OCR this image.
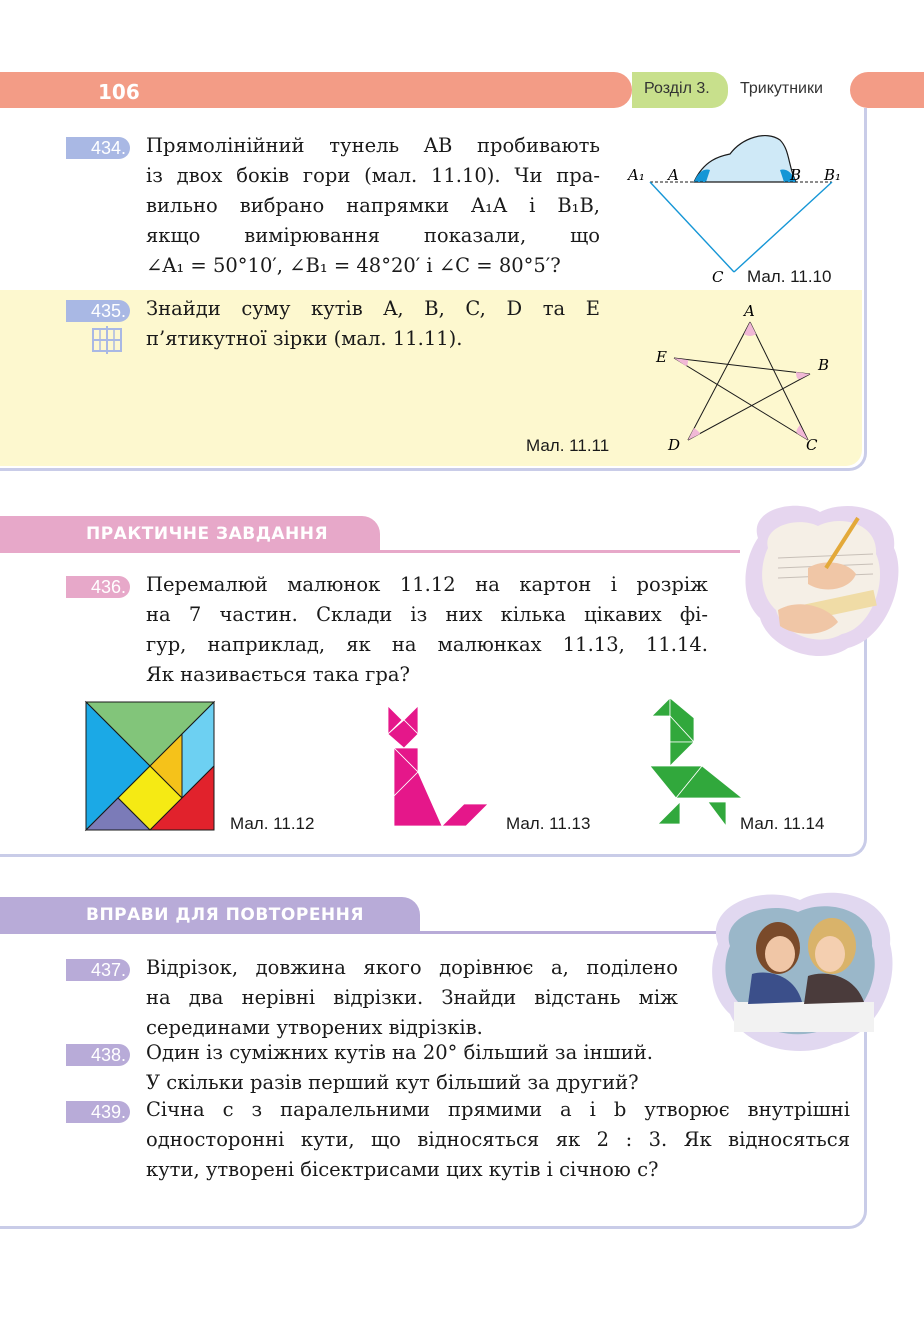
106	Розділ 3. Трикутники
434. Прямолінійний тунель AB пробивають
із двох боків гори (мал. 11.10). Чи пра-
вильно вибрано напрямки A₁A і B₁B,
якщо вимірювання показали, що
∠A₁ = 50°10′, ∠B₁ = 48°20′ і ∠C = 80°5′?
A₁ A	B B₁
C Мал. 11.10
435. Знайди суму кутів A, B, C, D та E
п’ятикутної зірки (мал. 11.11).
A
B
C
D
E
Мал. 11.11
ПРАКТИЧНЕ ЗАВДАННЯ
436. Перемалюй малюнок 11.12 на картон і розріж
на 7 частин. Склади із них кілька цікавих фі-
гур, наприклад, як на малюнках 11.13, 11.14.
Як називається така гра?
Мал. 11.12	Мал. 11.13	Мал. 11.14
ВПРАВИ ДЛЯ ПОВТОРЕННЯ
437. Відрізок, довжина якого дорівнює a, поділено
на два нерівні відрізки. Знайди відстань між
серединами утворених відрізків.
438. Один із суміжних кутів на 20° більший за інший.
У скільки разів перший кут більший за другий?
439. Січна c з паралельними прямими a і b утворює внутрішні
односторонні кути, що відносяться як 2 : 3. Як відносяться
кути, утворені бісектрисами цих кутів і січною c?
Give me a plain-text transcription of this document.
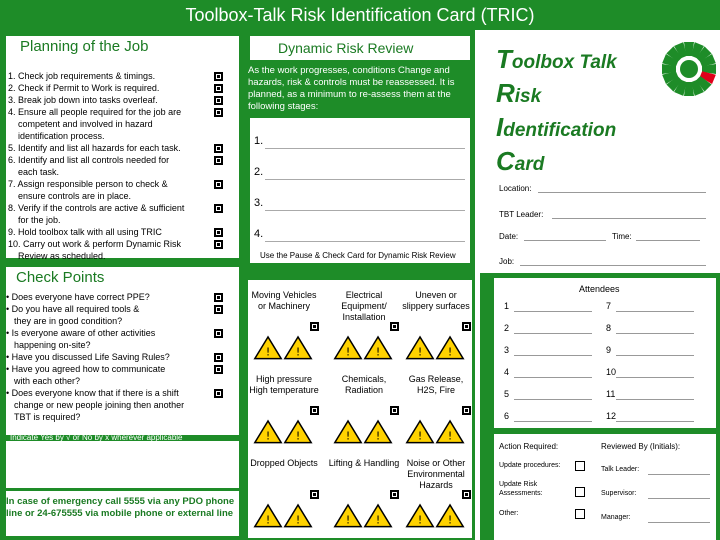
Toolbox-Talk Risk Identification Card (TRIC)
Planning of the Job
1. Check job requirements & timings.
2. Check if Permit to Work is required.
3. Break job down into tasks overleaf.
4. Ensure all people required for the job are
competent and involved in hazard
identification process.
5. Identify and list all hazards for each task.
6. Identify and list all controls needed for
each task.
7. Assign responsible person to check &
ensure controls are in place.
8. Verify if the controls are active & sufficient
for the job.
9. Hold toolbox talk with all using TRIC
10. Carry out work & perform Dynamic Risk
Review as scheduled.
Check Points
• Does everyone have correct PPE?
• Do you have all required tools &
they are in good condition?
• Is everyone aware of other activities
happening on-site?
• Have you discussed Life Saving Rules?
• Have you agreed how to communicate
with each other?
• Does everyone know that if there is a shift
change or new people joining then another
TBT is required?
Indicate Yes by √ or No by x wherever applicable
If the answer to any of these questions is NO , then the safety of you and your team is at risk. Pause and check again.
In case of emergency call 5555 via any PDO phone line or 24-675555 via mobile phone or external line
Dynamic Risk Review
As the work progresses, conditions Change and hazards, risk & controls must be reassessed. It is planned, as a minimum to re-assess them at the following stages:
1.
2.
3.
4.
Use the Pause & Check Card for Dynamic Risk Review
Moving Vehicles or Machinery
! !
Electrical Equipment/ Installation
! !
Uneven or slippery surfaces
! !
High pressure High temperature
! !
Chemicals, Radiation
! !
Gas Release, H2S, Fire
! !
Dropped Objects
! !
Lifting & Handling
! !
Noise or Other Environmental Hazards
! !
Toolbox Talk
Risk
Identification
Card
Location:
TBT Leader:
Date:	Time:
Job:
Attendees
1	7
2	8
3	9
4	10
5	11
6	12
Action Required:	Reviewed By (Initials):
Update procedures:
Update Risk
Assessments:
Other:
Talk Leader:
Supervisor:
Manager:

====================

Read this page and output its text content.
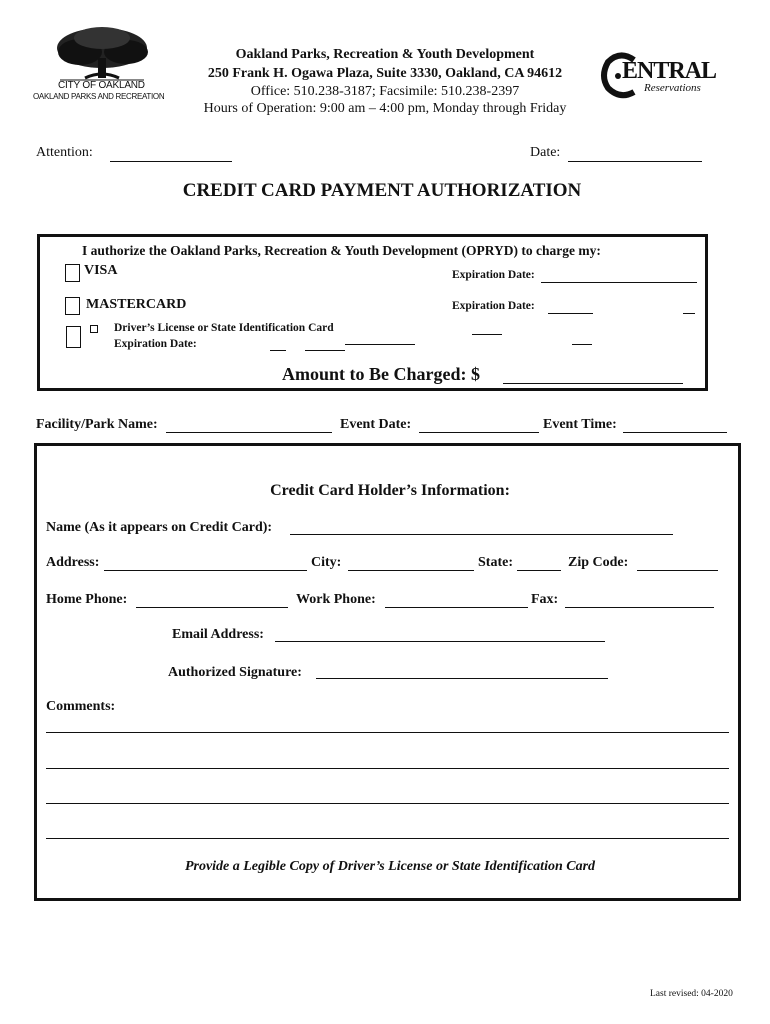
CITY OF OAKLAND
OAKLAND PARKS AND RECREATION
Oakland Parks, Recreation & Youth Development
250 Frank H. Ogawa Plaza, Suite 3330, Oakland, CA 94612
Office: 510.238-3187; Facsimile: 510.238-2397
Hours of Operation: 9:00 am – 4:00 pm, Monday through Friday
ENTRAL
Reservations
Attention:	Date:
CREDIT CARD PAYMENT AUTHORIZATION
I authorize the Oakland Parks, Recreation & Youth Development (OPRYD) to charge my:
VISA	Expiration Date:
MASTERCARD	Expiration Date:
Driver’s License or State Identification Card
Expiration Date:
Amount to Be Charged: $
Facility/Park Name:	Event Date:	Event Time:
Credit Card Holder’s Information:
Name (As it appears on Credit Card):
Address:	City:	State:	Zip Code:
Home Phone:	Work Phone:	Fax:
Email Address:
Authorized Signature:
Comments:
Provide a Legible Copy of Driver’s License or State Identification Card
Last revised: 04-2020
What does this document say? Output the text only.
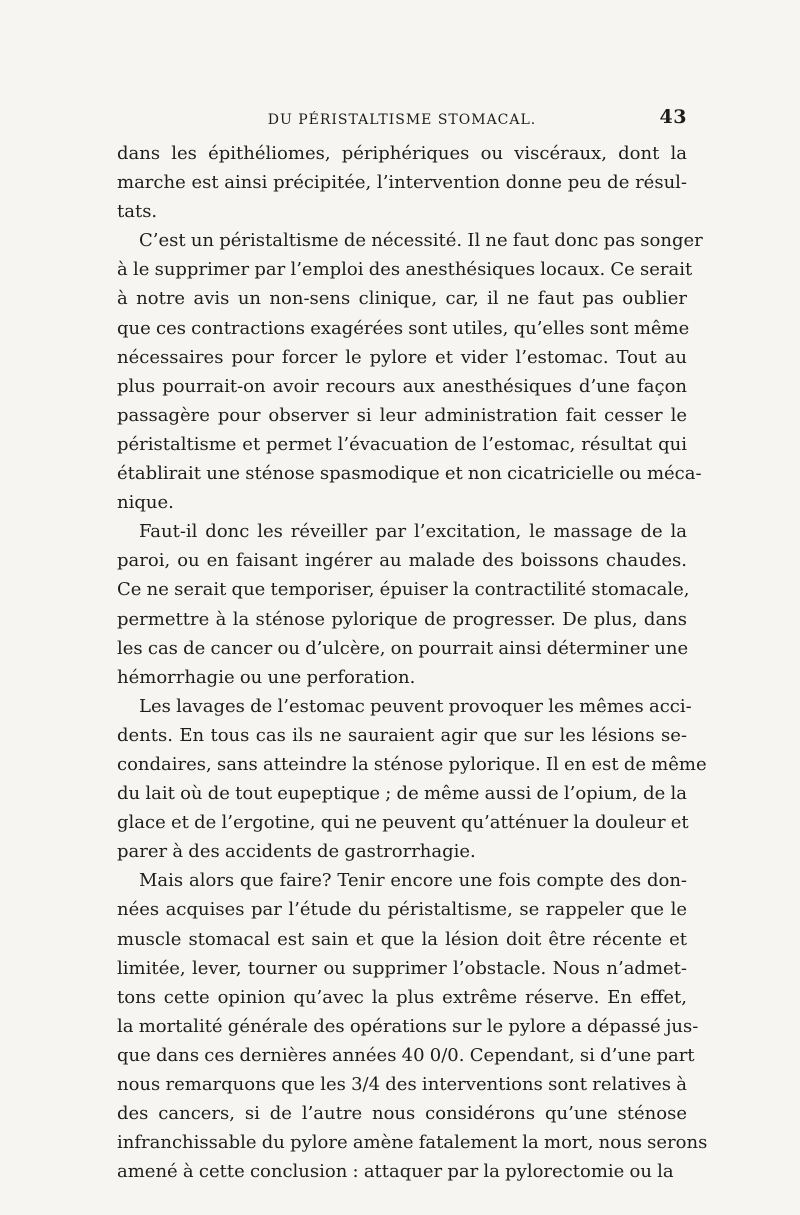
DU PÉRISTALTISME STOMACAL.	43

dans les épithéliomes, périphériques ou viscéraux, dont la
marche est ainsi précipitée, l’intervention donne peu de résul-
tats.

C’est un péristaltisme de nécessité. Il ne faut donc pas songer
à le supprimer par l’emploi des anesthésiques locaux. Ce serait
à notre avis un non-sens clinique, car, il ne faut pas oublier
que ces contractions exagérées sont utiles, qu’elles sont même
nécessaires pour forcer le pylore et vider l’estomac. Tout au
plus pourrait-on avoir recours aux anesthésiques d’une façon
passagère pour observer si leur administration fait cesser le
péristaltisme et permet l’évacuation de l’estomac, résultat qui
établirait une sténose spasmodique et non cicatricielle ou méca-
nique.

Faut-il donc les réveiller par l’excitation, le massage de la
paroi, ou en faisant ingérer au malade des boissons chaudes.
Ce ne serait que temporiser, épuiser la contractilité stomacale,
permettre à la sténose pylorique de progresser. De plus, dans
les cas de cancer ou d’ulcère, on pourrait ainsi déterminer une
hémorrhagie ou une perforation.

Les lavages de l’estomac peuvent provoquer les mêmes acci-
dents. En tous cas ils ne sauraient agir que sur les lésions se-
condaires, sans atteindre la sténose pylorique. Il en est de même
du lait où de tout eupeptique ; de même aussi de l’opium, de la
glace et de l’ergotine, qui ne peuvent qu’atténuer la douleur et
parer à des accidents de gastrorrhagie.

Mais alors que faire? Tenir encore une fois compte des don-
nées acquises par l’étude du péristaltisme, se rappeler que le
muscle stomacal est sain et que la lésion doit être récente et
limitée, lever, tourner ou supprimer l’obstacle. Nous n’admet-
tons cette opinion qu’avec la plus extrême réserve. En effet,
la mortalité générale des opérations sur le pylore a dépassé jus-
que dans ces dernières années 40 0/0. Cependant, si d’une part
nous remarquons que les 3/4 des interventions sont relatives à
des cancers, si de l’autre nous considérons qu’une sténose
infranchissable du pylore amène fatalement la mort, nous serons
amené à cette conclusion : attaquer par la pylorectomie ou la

====================

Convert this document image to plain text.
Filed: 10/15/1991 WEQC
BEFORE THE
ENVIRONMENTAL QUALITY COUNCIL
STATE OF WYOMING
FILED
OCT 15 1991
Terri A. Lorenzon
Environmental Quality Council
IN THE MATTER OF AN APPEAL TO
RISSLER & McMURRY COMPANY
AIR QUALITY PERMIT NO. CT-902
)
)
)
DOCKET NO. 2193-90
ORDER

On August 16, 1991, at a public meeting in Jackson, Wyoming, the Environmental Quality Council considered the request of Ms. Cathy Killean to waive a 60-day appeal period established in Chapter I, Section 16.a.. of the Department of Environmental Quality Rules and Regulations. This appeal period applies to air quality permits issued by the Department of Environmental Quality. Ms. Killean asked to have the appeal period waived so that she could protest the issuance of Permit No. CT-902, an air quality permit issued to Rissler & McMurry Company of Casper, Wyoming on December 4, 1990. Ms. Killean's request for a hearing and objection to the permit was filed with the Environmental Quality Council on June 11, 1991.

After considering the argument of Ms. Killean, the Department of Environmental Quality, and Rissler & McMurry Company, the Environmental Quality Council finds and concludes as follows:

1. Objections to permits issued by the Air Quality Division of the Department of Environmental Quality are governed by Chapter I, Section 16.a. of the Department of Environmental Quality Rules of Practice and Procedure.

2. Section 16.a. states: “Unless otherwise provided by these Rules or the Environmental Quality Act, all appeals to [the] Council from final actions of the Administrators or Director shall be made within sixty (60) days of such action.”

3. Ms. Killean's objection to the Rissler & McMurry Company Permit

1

====================

§ Stated exercise:
Copy every line from the records above that contains the word "кутів".

§ Reply:
435. Знайди суму кутів A, B, C, D та E
438. Один із суміжних кутів на 20° більший за інший.
кути, утворені бісектрисами цих кутів і січною c?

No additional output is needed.